[Start Exercise data]

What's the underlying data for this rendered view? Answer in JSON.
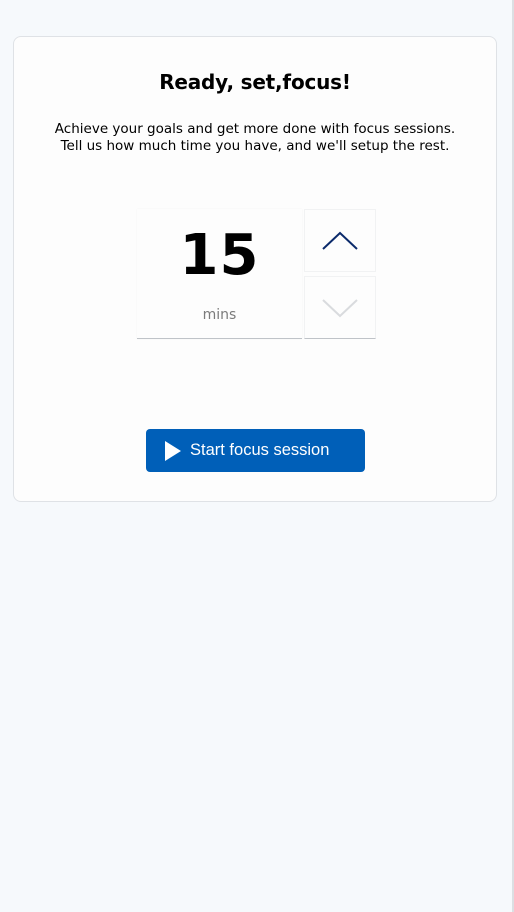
{
  "card": {
    "title": "Ready, set,focus!",
    "description_line1": "Achieve your goals and get more done with focus sessions.",
    "description_line2": "Tell us how much time you have, and we'll setup the rest."
  },
  "timer": {
    "value": "15",
    "unit": "mins",
    "up_icon": "chevron-up-icon",
    "down_icon": "chevron-down-icon"
  },
  "start_button": {
    "label": "Start focus session",
    "icon": "play-icon"
  },
  "colors": {
    "accent": "#005fb8",
    "chevron_active": "#0b2a6b",
    "chevron_disabled": "#d9dbde",
    "background": "#f6f9fc"
  }
}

[End Exercise data]

Write the listing out a second time exactly, dropping all images.

What's the underlying data for this rendered view? Answer in JSON.
{
  "card": {
    "title": "Ready, set,focus!",
    "description_line1": "Achieve your goals and get more done with focus sessions.",
    "description_line2": "Tell us how much time you have, and we'll setup the rest."
  },
  "timer": {
    "value": "15",
    "unit": "mins",
    "up_icon": "chevron-up-icon",
    "down_icon": "chevron-down-icon"
  },
  "start_button": {
    "label": "Start focus session",
    "icon": "play-icon"
  },
  "colors": {
    "accent": "#005fb8",
    "chevron_active": "#0b2a6b",
    "chevron_disabled": "#d9dbde",
    "background": "#f6f9fc"
  }
}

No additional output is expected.